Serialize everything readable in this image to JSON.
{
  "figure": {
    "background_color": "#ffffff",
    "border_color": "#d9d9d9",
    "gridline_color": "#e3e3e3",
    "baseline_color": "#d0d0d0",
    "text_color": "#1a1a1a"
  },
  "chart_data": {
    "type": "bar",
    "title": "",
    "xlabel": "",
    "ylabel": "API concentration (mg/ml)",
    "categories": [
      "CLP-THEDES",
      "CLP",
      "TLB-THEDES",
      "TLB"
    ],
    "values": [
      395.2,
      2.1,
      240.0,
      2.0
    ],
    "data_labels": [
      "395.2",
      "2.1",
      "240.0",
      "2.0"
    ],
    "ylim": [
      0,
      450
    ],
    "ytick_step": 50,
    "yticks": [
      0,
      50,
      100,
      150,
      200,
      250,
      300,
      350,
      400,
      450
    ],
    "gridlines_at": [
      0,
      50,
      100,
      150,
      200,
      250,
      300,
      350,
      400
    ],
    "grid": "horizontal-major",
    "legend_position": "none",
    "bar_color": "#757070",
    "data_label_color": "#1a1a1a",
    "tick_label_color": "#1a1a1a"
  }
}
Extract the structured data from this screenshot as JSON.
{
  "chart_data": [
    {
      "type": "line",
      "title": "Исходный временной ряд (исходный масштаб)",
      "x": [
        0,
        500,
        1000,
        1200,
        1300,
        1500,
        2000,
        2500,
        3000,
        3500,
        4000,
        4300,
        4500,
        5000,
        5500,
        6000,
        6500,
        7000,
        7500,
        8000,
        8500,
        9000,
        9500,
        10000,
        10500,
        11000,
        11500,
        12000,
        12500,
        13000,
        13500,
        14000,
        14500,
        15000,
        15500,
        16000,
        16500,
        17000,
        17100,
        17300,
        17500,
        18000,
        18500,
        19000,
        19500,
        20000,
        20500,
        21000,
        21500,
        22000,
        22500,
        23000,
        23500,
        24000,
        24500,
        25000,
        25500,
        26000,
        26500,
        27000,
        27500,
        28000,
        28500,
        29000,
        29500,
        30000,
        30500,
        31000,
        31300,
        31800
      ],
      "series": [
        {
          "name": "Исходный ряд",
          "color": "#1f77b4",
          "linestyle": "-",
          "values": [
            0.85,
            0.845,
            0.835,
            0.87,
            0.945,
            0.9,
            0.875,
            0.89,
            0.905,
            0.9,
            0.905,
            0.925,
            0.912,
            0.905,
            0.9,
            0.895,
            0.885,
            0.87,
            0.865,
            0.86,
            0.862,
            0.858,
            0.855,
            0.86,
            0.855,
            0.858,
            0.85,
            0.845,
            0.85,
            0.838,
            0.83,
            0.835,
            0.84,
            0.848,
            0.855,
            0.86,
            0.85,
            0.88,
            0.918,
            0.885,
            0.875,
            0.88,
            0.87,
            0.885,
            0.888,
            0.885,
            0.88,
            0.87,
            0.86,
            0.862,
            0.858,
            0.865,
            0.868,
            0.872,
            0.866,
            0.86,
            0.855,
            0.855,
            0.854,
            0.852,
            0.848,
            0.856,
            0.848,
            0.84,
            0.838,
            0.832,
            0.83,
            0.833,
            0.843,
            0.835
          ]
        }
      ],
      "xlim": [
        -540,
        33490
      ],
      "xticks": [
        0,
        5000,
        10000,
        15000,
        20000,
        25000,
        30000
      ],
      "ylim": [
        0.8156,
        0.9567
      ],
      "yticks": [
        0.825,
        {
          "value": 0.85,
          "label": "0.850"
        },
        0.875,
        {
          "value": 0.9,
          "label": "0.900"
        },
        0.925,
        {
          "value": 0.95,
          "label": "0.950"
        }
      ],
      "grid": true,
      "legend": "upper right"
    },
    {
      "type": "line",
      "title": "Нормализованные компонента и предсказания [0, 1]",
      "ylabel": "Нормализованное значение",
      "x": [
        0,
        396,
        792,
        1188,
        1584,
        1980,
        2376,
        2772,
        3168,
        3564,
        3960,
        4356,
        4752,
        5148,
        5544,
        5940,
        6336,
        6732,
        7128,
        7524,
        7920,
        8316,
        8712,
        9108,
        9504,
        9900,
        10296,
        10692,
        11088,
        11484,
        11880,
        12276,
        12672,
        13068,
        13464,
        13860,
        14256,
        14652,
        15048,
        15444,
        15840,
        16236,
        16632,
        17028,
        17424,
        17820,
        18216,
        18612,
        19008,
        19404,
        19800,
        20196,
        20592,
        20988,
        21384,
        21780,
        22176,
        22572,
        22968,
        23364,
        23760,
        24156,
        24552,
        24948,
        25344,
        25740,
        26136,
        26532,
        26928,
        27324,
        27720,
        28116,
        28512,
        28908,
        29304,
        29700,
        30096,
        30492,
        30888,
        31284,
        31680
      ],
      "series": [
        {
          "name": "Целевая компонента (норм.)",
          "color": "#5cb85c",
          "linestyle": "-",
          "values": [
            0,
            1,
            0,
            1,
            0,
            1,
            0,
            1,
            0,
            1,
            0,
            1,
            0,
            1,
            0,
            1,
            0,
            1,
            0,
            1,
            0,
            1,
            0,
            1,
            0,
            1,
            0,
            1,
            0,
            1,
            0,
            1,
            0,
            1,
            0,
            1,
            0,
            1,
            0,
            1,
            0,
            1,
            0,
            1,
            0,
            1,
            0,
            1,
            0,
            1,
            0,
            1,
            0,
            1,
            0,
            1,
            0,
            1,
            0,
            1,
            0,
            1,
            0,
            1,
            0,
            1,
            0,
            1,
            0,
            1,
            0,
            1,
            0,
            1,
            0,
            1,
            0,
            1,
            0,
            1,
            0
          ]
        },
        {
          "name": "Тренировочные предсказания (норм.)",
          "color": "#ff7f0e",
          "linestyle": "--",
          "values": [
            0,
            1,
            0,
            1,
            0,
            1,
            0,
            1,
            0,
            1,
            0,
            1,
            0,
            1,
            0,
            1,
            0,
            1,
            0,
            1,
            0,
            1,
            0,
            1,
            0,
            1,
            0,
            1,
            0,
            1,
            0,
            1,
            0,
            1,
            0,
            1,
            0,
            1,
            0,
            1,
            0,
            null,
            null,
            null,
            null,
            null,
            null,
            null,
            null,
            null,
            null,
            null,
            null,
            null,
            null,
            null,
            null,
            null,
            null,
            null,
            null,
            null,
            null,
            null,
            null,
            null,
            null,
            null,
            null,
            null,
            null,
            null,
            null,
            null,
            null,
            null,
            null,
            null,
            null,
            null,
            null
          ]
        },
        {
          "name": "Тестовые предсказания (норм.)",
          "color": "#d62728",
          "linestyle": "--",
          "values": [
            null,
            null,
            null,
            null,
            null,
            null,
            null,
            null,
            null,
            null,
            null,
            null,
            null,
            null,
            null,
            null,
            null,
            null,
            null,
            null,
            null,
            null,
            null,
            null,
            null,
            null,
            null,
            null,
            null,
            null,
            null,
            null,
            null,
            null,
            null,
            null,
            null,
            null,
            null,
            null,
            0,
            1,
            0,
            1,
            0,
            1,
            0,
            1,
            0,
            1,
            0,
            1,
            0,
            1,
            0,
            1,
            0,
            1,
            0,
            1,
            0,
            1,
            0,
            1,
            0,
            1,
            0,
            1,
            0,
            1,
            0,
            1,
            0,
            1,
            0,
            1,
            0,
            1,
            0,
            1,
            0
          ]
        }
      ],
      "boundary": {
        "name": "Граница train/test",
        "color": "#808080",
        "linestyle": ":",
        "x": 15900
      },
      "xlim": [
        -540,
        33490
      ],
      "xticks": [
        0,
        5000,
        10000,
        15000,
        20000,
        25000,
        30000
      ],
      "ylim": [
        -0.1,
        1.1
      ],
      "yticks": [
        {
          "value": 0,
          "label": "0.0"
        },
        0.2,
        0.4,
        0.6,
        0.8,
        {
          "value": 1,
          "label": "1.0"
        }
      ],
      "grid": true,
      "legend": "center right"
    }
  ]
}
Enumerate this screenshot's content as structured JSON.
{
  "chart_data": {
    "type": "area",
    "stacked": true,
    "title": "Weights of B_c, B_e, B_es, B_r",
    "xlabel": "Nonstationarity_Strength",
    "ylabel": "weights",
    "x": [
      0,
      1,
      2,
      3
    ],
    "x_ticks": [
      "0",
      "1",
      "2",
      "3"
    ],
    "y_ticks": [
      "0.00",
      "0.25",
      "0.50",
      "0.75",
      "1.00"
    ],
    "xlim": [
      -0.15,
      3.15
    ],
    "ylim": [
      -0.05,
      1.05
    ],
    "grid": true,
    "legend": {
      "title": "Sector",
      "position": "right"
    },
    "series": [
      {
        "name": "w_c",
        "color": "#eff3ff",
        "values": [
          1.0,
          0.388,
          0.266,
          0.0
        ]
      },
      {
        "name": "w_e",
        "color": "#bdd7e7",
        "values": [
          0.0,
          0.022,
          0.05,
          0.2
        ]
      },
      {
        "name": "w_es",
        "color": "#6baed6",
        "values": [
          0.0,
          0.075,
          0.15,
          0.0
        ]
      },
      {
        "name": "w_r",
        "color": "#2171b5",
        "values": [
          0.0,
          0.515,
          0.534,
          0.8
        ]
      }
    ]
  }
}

********

#### EXERCISE INSTRUCTIONS:
Report each line in the data that holds the word "Исходный".

#### RESPONSE:
      "title": "Исходный временной ряд (исходный масштаб)",
          "name": "Исходный ряд",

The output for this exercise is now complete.